### Problem statement
Wherever the word "totals" shows up in a line, please copy that line.

### Records supplied
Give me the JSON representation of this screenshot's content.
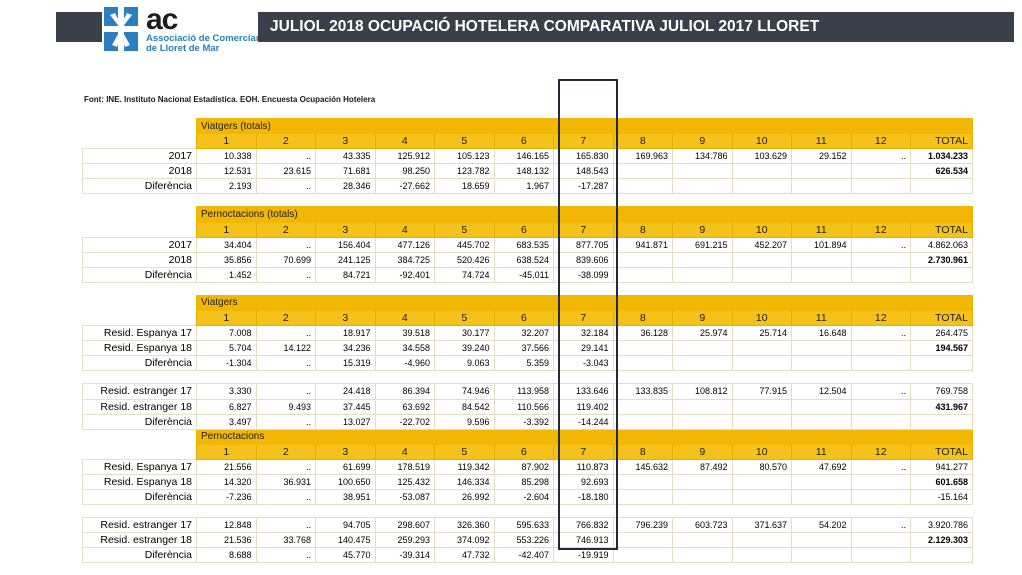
{
  "header": {
    "logo_text": "ac",
    "logo_subtitle_line1": "Associació de Comerciants",
    "logo_subtitle_line2": "de Lloret de Mar",
    "title": "JULIOL  2018    OCUPACIÓ HOTELERA  COMPARATIVA  JULIOL 2017  LLORET"
  },
  "source": "Font: INE. Instituto Nacional Estadística. EOH. Encuesta Ocupación Hotelera",
  "months": [
    "1",
    "2",
    "3",
    "4",
    "5",
    "6",
    "7",
    "8",
    "9",
    "10",
    "11",
    "12"
  ],
  "total_label": "TOTAL",
  "colors": {
    "header_yellow": "#f4c21b",
    "title_bar": "#3a404a",
    "logo_blue": "#2a7fc1"
  },
  "sections": [
    {
      "title": "Viatgers (totals)",
      "groups": [
        {
          "rows": [
            {
              "label": "2017",
              "values": [
                "10.338",
                "..",
                "43.335",
                "125.912",
                "105.123",
                "146.165",
                "165.830",
                "169.963",
                "134.786",
                "103.629",
                "29.152",
                ".."
              ],
              "total": "1.034.233",
              "bold_total": true
            },
            {
              "label": "2018",
              "values": [
                "12.531",
                "23.615",
                "71.681",
                "98.250",
                "123.782",
                "148.132",
                "148.543",
                "",
                "",
                "",
                "",
                ""
              ],
              "total": "626.534",
              "bold_total": true
            },
            {
              "label": "Diferència",
              "values": [
                "2.193",
                "..",
                "28.346",
                "-27.662",
                "18.659",
                "1.967",
                "-17.287",
                "",
                "",
                "",
                "",
                ""
              ],
              "total": "",
              "bold_total": false
            }
          ]
        }
      ]
    },
    {
      "title": "Pernoctacions (totals)",
      "groups": [
        {
          "rows": [
            {
              "label": "2017",
              "values": [
                "34.404",
                "..",
                "156.404",
                "477.126",
                "445.702",
                "683.535",
                "877.705",
                "941.871",
                "691.215",
                "452.207",
                "101.894",
                ".."
              ],
              "total": "4.862.063",
              "bold_total": false
            },
            {
              "label": "2018",
              "values": [
                "35.856",
                "70.699",
                "241.125",
                "384.725",
                "520.426",
                "638.524",
                "839.606",
                "",
                "",
                "",
                "",
                ""
              ],
              "total": "2.730.961",
              "bold_total": true
            },
            {
              "label": "Diferència",
              "values": [
                "1.452",
                "..",
                "84.721",
                "-92.401",
                "74.724",
                "-45.011",
                "-38.099",
                "",
                "",
                "",
                "",
                ""
              ],
              "total": "",
              "bold_total": false
            }
          ]
        }
      ]
    },
    {
      "title": "Viatgers",
      "groups": [
        {
          "rows": [
            {
              "label": "Resid. Espanya 17",
              "values": [
                "7.008",
                "..",
                "18.917",
                "39.518",
                "30.177",
                "32.207",
                "32.184",
                "36.128",
                "25.974",
                "25.714",
                "16.648",
                ".."
              ],
              "total": "264.475",
              "bold_total": false
            },
            {
              "label": "Resid. Espanya 18",
              "values": [
                "5.704",
                "14.122",
                "34.236",
                "34.558",
                "39.240",
                "37.566",
                "29.141",
                "",
                "",
                "",
                "",
                ""
              ],
              "total": "194.567",
              "bold_total": true
            },
            {
              "label": "Diferència",
              "values": [
                "-1.304",
                "..",
                "15.319",
                "-4.960",
                "9.063",
                "5.359",
                "-3.043",
                "",
                "",
                "",
                "",
                ""
              ],
              "total": "",
              "bold_total": false
            }
          ]
        },
        {
          "rows": [
            {
              "label": "Resid. estranger 17",
              "values": [
                "3.330",
                "..",
                "24.418",
                "86.394",
                "74.946",
                "113.958",
                "133.646",
                "133.835",
                "108.812",
                "77.915",
                "12.504",
                ".."
              ],
              "total": "769.758",
              "bold_total": false
            },
            {
              "label": "Resid. estranger 18",
              "values": [
                "6.827",
                "9.493",
                "37.445",
                "63.692",
                "84.542",
                "110.566",
                "119.402",
                "",
                "",
                "",
                "",
                ""
              ],
              "total": "431.967",
              "bold_total": true
            },
            {
              "label": "Diferència",
              "values": [
                "3.497",
                "..",
                "13.027",
                "-22.702",
                "9.596",
                "-3.392",
                "-14.244",
                "",
                "",
                "",
                "",
                ""
              ],
              "total": "",
              "bold_total": false
            }
          ]
        }
      ]
    },
    {
      "title": "Pernoctacions",
      "groups": [
        {
          "rows": [
            {
              "label": "Resid. Espanya 17",
              "values": [
                "21.556",
                "..",
                "61.699",
                "178.519",
                "119.342",
                "87.902",
                "110.873",
                "145.632",
                "87.492",
                "80.570",
                "47.692",
                ".."
              ],
              "total": "941.277",
              "bold_total": false
            },
            {
              "label": "Resid. Espanya 18",
              "values": [
                "14.320",
                "36.931",
                "100.650",
                "125.432",
                "146.334",
                "85.298",
                "92.693",
                "",
                "",
                "",
                "",
                ""
              ],
              "total": "601.658",
              "bold_total": true
            },
            {
              "label": "Diferència",
              "values": [
                "-7.236",
                "..",
                "38.951",
                "-53.087",
                "26.992",
                "-2.604",
                "-18.180",
                "",
                "",
                "",
                "",
                ""
              ],
              "total": "-15.164",
              "bold_total": false
            }
          ]
        },
        {
          "rows": [
            {
              "label": "Resid. estranger 17",
              "values": [
                "12.848",
                "..",
                "94.705",
                "298.607",
                "326.360",
                "595.633",
                "766.832",
                "796.239",
                "603.723",
                "371.637",
                "54.202",
                ".."
              ],
              "total": "3.920.786",
              "bold_total": false
            },
            {
              "label": "Resid. estranger 18",
              "values": [
                "21.536",
                "33.768",
                "140.475",
                "259.293",
                "374.092",
                "553.226",
                "746.913",
                "",
                "",
                "",
                "",
                ""
              ],
              "total": "2.129.303",
              "bold_total": true
            },
            {
              "label": "Diferència",
              "values": [
                "8.688",
                "..",
                "45.770",
                "-39.314",
                "47.732",
                "-42.407",
                "-19.919",
                "",
                "",
                "",
                "",
                ""
              ],
              "total": "",
              "bold_total": false
            }
          ]
        }
      ]
    }
  ]
}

### Reply to the task
      "title": "Viatgers (totals)",
      "title": "Pernoctacions (totals)",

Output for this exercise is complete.